[Saved entries]
--------------------------------

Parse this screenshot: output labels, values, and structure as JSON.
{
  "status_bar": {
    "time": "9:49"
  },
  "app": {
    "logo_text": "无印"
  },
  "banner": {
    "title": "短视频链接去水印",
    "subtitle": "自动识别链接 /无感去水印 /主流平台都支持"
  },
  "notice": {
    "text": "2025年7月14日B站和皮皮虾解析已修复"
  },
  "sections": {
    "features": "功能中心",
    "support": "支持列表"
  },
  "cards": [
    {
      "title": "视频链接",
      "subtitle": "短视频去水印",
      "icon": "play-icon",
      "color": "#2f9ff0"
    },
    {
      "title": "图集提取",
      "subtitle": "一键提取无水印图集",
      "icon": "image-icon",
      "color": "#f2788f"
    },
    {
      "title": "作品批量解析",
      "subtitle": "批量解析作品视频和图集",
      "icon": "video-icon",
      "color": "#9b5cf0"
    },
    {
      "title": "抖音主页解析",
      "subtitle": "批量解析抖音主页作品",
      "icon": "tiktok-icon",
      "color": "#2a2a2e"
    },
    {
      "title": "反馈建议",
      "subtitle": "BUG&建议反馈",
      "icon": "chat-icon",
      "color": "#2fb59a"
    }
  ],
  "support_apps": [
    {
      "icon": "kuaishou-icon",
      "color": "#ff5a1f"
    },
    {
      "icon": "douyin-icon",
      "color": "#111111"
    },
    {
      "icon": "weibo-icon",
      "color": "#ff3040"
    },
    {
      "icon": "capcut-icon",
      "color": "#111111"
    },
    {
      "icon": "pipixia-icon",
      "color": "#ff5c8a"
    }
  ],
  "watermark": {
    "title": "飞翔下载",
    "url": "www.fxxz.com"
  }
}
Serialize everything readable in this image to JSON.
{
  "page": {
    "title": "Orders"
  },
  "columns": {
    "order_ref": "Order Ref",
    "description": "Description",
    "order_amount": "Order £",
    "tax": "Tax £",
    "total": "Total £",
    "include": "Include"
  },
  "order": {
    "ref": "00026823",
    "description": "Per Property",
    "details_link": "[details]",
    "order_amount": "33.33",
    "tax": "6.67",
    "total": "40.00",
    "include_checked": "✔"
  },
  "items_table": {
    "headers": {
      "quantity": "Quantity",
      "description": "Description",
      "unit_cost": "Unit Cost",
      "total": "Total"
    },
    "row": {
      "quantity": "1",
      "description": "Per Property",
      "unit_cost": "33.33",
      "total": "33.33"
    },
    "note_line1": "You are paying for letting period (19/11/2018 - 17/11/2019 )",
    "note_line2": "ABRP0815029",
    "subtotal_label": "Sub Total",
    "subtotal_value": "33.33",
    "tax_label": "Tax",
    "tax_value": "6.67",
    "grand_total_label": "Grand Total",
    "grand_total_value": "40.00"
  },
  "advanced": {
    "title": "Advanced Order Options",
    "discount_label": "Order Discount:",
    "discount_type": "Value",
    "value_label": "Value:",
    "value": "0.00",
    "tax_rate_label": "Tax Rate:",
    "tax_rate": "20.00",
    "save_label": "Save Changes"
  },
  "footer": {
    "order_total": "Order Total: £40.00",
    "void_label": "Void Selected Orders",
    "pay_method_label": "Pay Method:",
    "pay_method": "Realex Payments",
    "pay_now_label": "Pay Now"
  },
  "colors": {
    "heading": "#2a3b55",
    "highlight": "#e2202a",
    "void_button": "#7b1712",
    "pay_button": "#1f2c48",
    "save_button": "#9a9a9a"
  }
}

--------------------------------

Each record must be returned exactly as it is written.

Parse this screenshot: output labels, values, and structure as JSON.
{
  "status_bar": {
    "time": "9:49"
  },
  "app": {
    "logo_text": "无印"
  },
  "banner": {
    "title": "短视频链接去水印",
    "subtitle": "自动识别链接 /无感去水印 /主流平台都支持"
  },
  "notice": {
    "text": "2025年7月14日B站和皮皮虾解析已修复"
  },
  "sections": {
    "features": "功能中心",
    "support": "支持列表"
  },
  "cards": [
    {
      "title": "视频链接",
      "subtitle": "短视频去水印",
      "icon": "play-icon",
      "color": "#2f9ff0"
    },
    {
      "title": "图集提取",
      "subtitle": "一键提取无水印图集",
      "icon": "image-icon",
      "color": "#f2788f"
    },
    {
      "title": "作品批量解析",
      "subtitle": "批量解析作品视频和图集",
      "icon": "video-icon",
      "color": "#9b5cf0"
    },
    {
      "title": "抖音主页解析",
      "subtitle": "批量解析抖音主页作品",
      "icon": "tiktok-icon",
      "color": "#2a2a2e"
    },
    {
      "title": "反馈建议",
      "subtitle": "BUG&建议反馈",
      "icon": "chat-icon",
      "color": "#2fb59a"
    }
  ],
  "support_apps": [
    {
      "icon": "kuaishou-icon",
      "color": "#ff5a1f"
    },
    {
      "icon": "douyin-icon",
      "color": "#111111"
    },
    {
      "icon": "weibo-icon",
      "color": "#ff3040"
    },
    {
      "icon": "capcut-icon",
      "color": "#111111"
    },
    {
      "icon": "pipixia-icon",
      "color": "#ff5c8a"
    }
  ],
  "watermark": {
    "title": "飞翔下载",
    "url": "www.fxxz.com"
  }
}
Serialize everything readable in this image to JSON.
{
  "page": {
    "title": "Orders"
  },
  "columns": {
    "order_ref": "Order Ref",
    "description": "Description",
    "order_amount": "Order £",
    "tax": "Tax £",
    "total": "Total £",
    "include": "Include"
  },
  "order": {
    "ref": "00026823",
    "description": "Per Property",
    "details_link": "[details]",
    "order_amount": "33.33",
    "tax": "6.67",
    "total": "40.00",
    "include_checked": "✔"
  },
  "items_table": {
    "headers": {
      "quantity": "Quantity",
      "description": "Description",
      "unit_cost": "Unit Cost",
      "total": "Total"
    },
    "row": {
      "quantity": "1",
      "description": "Per Property",
      "unit_cost": "33.33",
      "total": "33.33"
    },
    "note_line1": "You are paying for letting period (19/11/2018 - 17/11/2019 )",
    "note_line2": "ABRP0815029",
    "subtotal_label": "Sub Total",
    "subtotal_value": "33.33",
    "tax_label": "Tax",
    "tax_value": "6.67",
    "grand_total_label": "Grand Total",
    "grand_total_value": "40.00"
  },
  "advanced": {
    "title": "Advanced Order Options",
    "discount_label": "Order Discount:",
    "discount_type": "Value",
    "value_label": "Value:",
    "value": "0.00",
    "tax_rate_label": "Tax Rate:",
    "tax_rate": "20.00",
    "save_label": "Save Changes"
  },
  "footer": {
    "order_total": "Order Total: £40.00",
    "void_label": "Void Selected Orders",
    "pay_method_label": "Pay Method:",
    "pay_method": "Realex Payments",
    "pay_now_label": "Pay Now"
  },
  "colors": {
    "heading": "#2a3b55",
    "highlight": "#e2202a",
    "void_button": "#7b1712",
    "pay_button": "#1f2c48",
    "save_button": "#9a9a9a"
  }
}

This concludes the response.